Task -> Copy each line of the data below exactly, leaving out pictures.

Rows ->

◆ ◆ ◆ ◆

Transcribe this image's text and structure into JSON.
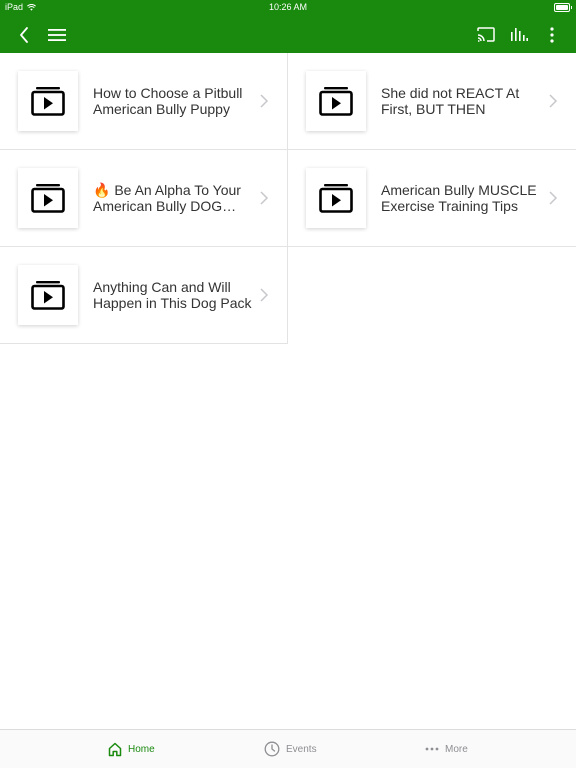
{
  "status_bar": {
    "device": "iPad",
    "time": "10:26 AM"
  },
  "toolbar": {
    "back_icon": "chevron-left-icon",
    "menu_icon": "hamburger-menu-icon",
    "cast_icon": "cast-icon",
    "audio_icon": "equalizer-icon",
    "more_icon": "vertical-dots-icon"
  },
  "videos": [
    {
      "title": "How to Choose a Pitbull American Bully Puppy",
      "icon": "video-play-icon"
    },
    {
      "title": "She did not REACT At First, BUT THEN",
      "icon": "video-play-icon"
    },
    {
      "title": "🔥 Be An Alpha To Your American Bully DOG PA...",
      "icon": "video-play-icon"
    },
    {
      "title": "American Bully MUSCLE Exercise Training Tips",
      "icon": "video-play-icon"
    },
    {
      "title": "Anything Can and Will Happen in This Dog Pack",
      "icon": "video-play-icon"
    }
  ],
  "tabbar": {
    "home_label": "Home",
    "events_label": "Events",
    "more_label": "More"
  },
  "colors": {
    "brand_green": "#1a8a0f",
    "inactive_gray": "#8e8e93"
  }
}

◆ ◆ ◆ ◆

Right answer ->
Transcribe this image's text and structure into JSON.
{
  "status_bar": {
    "device": "iPad",
    "time": "10:26 AM"
  },
  "toolbar": {
    "back_icon": "chevron-left-icon",
    "menu_icon": "hamburger-menu-icon",
    "cast_icon": "cast-icon",
    "audio_icon": "equalizer-icon",
    "more_icon": "vertical-dots-icon"
  },
  "videos": [
    {
      "title": "How to Choose a Pitbull American Bully Puppy",
      "icon": "video-play-icon"
    },
    {
      "title": "She did not REACT At First, BUT THEN",
      "icon": "video-play-icon"
    },
    {
      "title": "🔥 Be An Alpha To Your American Bully DOG PA...",
      "icon": "video-play-icon"
    },
    {
      "title": "American Bully MUSCLE Exercise Training Tips",
      "icon": "video-play-icon"
    },
    {
      "title": "Anything Can and Will Happen in This Dog Pack",
      "icon": "video-play-icon"
    }
  ],
  "tabbar": {
    "home_label": "Home",
    "events_label": "Events",
    "more_label": "More"
  },
  "colors": {
    "brand_green": "#1a8a0f",
    "inactive_gray": "#8e8e93"
  }
}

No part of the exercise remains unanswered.